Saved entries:
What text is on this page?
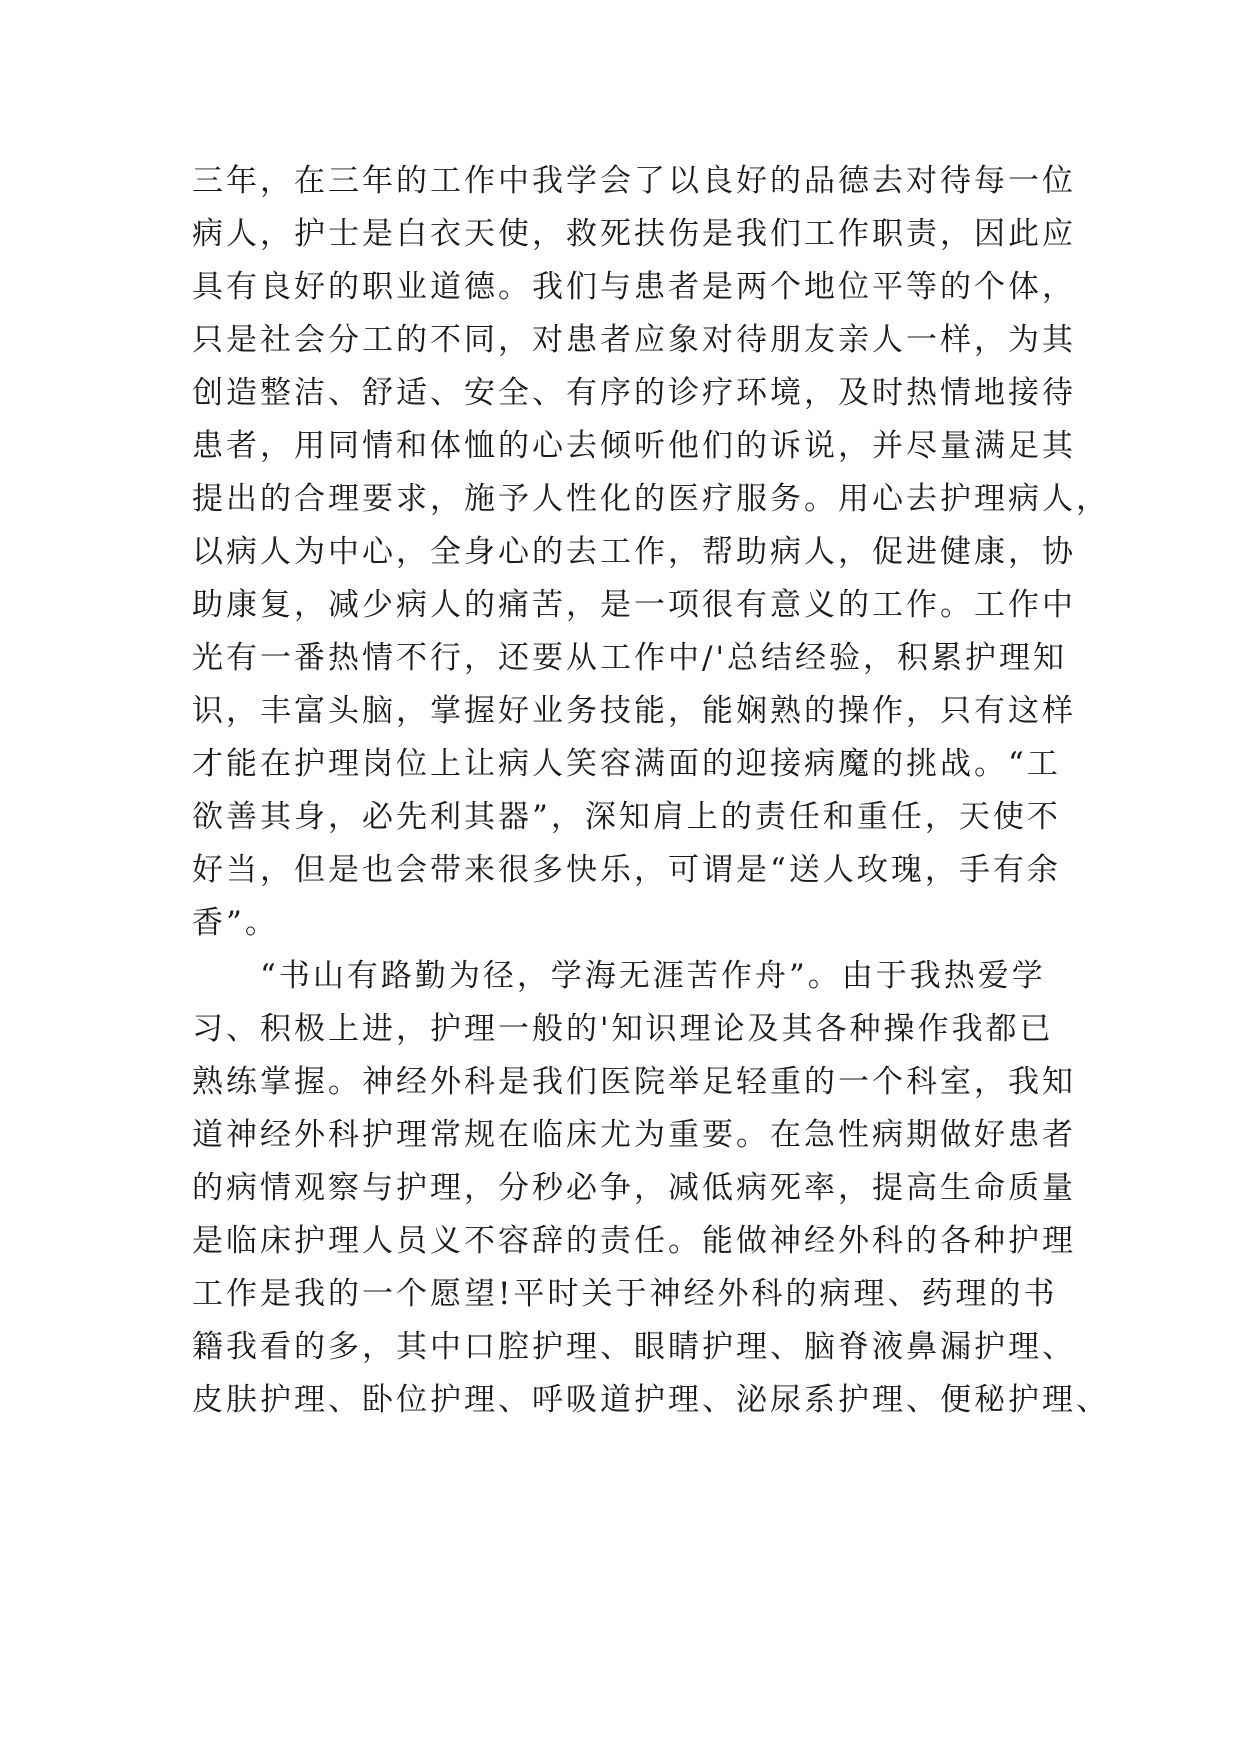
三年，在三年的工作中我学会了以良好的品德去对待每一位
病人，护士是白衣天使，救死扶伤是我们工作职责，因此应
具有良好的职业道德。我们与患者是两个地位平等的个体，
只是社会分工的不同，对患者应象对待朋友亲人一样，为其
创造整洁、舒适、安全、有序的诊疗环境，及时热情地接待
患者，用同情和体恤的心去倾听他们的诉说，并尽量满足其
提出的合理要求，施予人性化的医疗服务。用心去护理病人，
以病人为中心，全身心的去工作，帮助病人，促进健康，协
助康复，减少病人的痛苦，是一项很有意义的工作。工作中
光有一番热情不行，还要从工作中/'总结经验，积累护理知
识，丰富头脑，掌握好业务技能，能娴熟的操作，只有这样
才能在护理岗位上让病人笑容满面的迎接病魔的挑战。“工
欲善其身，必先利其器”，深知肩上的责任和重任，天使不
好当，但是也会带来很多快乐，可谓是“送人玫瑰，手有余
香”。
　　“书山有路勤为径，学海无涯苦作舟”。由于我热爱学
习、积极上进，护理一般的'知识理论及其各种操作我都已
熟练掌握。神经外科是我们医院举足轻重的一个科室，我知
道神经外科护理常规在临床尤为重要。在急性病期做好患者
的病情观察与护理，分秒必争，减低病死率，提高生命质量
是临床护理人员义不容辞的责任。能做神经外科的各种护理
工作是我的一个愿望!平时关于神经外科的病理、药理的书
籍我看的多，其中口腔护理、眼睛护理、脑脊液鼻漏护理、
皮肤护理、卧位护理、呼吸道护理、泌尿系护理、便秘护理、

WHAT TO DO: Without including any pictures, print all of the material exactly as given.

RESPONSE FOR THIS EXERCISE:
What text is on this page?
三年，在三年的工作中我学会了以良好的品德去对待每一位
病人，护士是白衣天使，救死扶伤是我们工作职责，因此应
具有良好的职业道德。我们与患者是两个地位平等的个体，
只是社会分工的不同，对患者应象对待朋友亲人一样，为其
创造整洁、舒适、安全、有序的诊疗环境，及时热情地接待
患者，用同情和体恤的心去倾听他们的诉说，并尽量满足其
提出的合理要求，施予人性化的医疗服务。用心去护理病人，
以病人为中心，全身心的去工作，帮助病人，促进健康，协
助康复，减少病人的痛苦，是一项很有意义的工作。工作中
光有一番热情不行，还要从工作中/'总结经验，积累护理知
识，丰富头脑，掌握好业务技能，能娴熟的操作，只有这样
才能在护理岗位上让病人笑容满面的迎接病魔的挑战。“工
欲善其身，必先利其器”，深知肩上的责任和重任，天使不
好当，但是也会带来很多快乐，可谓是“送人玫瑰，手有余
香”。
　　“书山有路勤为径，学海无涯苦作舟”。由于我热爱学
习、积极上进，护理一般的'知识理论及其各种操作我都已
熟练掌握。神经外科是我们医院举足轻重的一个科室，我知
道神经外科护理常规在临床尤为重要。在急性病期做好患者
的病情观察与护理，分秒必争，减低病死率，提高生命质量
是临床护理人员义不容辞的责任。能做神经外科的各种护理
工作是我的一个愿望!平时关于神经外科的病理、药理的书
籍我看的多，其中口腔护理、眼睛护理、脑脊液鼻漏护理、
皮肤护理、卧位护理、呼吸道护理、泌尿系护理、便秘护理、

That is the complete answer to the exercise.